PROBLEM STATEMENT
All of the material below is to be repeated exactly.

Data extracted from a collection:
○ ○ ○

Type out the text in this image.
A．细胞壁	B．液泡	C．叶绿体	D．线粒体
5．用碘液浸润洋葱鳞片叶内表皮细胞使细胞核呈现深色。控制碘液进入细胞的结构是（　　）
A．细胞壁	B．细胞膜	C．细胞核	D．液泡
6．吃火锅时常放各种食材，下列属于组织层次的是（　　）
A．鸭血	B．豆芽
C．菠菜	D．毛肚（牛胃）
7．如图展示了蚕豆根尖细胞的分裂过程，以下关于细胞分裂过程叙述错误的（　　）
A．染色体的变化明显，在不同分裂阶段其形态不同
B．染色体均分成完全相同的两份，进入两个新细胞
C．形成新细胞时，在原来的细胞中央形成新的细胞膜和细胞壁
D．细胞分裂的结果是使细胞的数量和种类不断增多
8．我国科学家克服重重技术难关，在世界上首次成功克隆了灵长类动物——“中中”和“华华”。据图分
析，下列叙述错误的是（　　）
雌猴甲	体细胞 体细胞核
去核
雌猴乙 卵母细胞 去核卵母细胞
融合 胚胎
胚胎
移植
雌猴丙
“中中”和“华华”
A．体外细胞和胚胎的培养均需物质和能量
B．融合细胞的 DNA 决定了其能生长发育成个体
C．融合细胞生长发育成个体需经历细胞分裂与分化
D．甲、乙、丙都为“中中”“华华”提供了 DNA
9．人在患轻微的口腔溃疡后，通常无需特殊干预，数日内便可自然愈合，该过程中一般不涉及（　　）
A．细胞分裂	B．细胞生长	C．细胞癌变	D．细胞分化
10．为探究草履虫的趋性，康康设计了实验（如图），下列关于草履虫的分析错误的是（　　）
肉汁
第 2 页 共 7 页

○ ○ ○

SOLUTION TO THE EXERCISE
Type out the text in this image.
A．细胞壁	B．液泡	C．叶绿体	D．线粒体
5．用碘液浸润洋葱鳞片叶内表皮细胞使细胞核呈现深色。控制碘液进入细胞的结构是（　　）
A．细胞壁	B．细胞膜	C．细胞核	D．液泡
6．吃火锅时常放各种食材，下列属于组织层次的是（　　）
A．鸭血	B．豆芽
C．菠菜	D．毛肚（牛胃）
7．如图展示了蚕豆根尖细胞的分裂过程，以下关于细胞分裂过程叙述错误的（　　）
A．染色体的变化明显，在不同分裂阶段其形态不同
B．染色体均分成完全相同的两份，进入两个新细胞
C．形成新细胞时，在原来的细胞中央形成新的细胞膜和细胞壁
D．细胞分裂的结果是使细胞的数量和种类不断增多
8．我国科学家克服重重技术难关，在世界上首次成功克隆了灵长类动物——“中中”和“华华”。据图分
析，下列叙述错误的是（　　）
雌猴甲	体细胞 体细胞核
去核
雌猴乙 卵母细胞 去核卵母细胞
融合 胚胎
胚胎
移植
雌猴丙
“中中”和“华华”
A．体外细胞和胚胎的培养均需物质和能量
B．融合细胞的 DNA 决定了其能生长发育成个体
C．融合细胞生长发育成个体需经历细胞分裂与分化
D．甲、乙、丙都为“中中”“华华”提供了 DNA
9．人在患轻微的口腔溃疡后，通常无需特殊干预，数日内便可自然愈合，该过程中一般不涉及（　　）
A．细胞分裂	B．细胞生长	C．细胞癌变	D．细胞分化
10．为探究草履虫的趋性，康康设计了实验（如图），下列关于草履虫的分析错误的是（　　）
肉汁
第 2 页 共 7 页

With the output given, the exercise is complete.